## Lines of data:
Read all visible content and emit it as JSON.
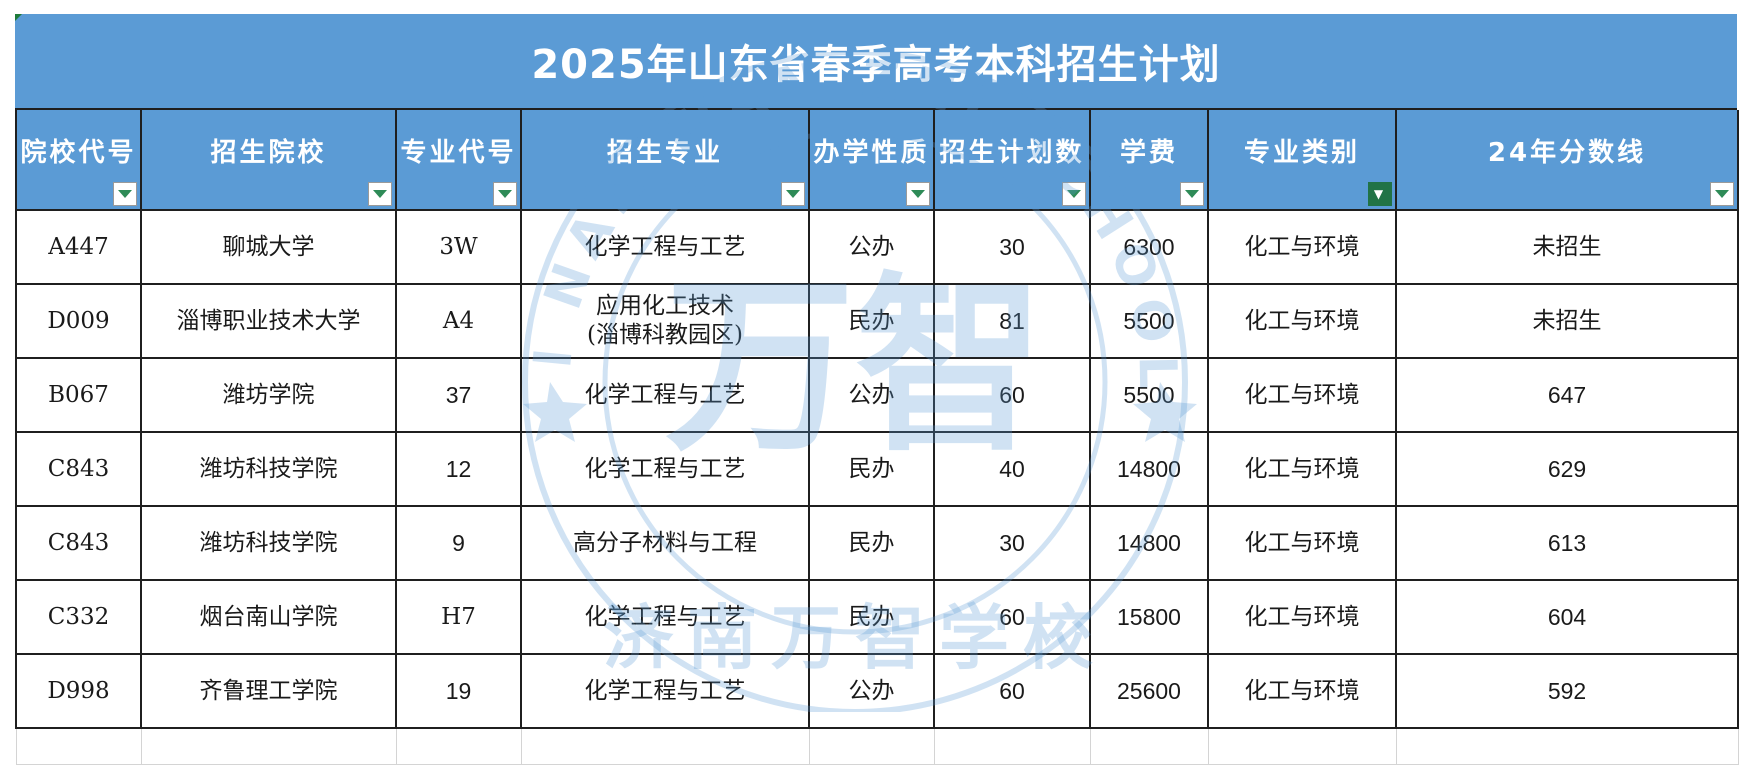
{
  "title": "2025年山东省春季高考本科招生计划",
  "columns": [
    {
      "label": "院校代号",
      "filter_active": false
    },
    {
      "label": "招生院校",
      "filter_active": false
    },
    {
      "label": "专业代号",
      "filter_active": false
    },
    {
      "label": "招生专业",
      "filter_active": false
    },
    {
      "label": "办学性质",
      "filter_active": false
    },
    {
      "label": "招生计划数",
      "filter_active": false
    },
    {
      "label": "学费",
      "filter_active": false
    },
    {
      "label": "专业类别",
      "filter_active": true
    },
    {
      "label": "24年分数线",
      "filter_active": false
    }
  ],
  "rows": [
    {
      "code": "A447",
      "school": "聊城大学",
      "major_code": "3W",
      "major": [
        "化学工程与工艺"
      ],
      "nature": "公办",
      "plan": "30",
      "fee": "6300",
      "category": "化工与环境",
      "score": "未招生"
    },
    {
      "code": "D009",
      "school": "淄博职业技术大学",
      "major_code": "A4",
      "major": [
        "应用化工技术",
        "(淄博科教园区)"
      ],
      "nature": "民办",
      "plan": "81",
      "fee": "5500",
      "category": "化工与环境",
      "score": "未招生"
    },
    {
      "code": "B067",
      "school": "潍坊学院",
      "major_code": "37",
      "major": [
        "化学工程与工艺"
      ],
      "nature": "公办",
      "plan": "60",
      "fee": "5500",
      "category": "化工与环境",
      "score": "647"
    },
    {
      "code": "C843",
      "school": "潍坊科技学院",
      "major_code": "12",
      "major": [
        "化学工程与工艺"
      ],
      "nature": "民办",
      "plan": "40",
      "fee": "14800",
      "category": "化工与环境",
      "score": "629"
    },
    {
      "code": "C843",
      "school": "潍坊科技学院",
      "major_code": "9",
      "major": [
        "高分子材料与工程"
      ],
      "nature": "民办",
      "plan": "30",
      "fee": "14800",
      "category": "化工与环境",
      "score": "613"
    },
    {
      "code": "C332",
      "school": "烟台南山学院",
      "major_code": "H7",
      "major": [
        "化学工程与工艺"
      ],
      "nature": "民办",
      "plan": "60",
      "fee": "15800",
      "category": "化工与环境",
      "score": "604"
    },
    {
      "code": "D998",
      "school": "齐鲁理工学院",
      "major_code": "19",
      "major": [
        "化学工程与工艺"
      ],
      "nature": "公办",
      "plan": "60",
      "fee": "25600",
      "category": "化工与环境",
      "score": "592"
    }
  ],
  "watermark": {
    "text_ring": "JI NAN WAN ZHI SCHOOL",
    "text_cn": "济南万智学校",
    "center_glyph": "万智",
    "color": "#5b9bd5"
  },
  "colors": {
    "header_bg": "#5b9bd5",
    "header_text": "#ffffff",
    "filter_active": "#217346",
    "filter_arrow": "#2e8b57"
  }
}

* * *

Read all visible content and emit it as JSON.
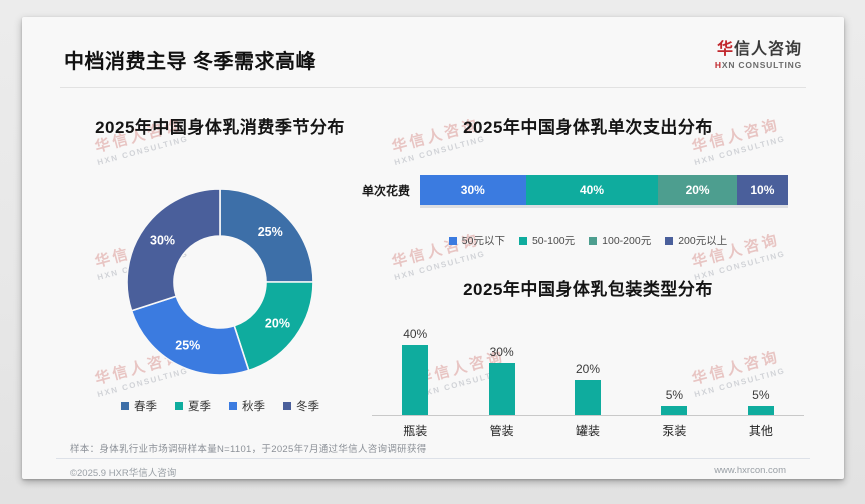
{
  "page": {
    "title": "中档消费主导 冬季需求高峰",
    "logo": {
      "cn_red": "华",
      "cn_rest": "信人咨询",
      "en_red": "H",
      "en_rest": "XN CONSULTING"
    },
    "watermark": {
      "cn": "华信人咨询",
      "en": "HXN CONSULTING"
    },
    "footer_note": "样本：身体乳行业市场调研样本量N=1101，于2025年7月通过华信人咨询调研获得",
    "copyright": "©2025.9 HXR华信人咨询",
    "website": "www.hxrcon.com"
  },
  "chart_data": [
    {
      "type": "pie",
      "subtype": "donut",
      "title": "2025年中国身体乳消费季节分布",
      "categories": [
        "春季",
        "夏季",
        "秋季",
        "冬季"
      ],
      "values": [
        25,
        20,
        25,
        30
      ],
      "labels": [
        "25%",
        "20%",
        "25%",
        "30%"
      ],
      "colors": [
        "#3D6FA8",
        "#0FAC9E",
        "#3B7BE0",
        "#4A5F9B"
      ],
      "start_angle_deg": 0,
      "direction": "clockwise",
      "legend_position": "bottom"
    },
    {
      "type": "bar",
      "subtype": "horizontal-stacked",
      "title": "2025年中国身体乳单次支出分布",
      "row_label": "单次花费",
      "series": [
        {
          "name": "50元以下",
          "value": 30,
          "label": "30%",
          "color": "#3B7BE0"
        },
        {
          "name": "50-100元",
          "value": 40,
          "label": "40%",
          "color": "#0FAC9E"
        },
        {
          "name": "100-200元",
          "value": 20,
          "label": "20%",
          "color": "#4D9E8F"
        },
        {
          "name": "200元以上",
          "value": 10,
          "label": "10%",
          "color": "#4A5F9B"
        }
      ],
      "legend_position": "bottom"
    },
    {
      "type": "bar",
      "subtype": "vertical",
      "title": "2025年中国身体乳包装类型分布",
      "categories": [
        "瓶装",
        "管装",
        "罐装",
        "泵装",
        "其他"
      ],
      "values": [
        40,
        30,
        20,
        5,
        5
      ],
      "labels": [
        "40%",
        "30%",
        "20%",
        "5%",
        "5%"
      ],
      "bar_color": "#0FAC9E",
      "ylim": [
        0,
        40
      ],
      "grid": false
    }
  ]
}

## Task to complete:
Copy out every line that includes the word "name".

## Solution to this problem:
          "name": "50元以下",
          "name": "50-100元",
          "name": "100-200元",
          "name": "200元以上",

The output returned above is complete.